## WORK TO COMPLETE
Reproduce each line that includes the word "переменного".

(Dataset entries)
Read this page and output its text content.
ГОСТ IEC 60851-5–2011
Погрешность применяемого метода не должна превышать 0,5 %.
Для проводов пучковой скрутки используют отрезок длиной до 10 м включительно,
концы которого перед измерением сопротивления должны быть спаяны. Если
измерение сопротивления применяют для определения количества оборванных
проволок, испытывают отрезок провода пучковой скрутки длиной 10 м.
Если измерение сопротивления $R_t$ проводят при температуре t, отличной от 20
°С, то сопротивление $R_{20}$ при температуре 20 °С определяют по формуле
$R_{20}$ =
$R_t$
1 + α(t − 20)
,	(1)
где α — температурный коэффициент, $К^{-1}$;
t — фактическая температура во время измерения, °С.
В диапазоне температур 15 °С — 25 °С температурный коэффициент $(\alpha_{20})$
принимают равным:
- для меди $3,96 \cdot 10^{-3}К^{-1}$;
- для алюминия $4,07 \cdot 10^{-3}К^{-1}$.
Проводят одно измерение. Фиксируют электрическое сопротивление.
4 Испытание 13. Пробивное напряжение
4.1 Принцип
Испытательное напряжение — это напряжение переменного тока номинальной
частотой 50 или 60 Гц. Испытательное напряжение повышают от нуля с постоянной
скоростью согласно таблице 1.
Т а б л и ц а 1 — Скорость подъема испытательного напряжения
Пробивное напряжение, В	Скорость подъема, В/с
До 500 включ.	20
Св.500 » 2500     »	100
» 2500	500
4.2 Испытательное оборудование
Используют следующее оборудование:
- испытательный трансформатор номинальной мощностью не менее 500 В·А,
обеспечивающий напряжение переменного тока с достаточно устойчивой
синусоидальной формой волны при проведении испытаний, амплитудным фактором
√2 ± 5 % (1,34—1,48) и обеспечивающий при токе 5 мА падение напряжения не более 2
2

## SOLUTION TO THE PROBLEM
Испытательное напряжение — это напряжение переменного тока номинальной
обеспечивающий напряжение переменного тока с достаточно устойчивой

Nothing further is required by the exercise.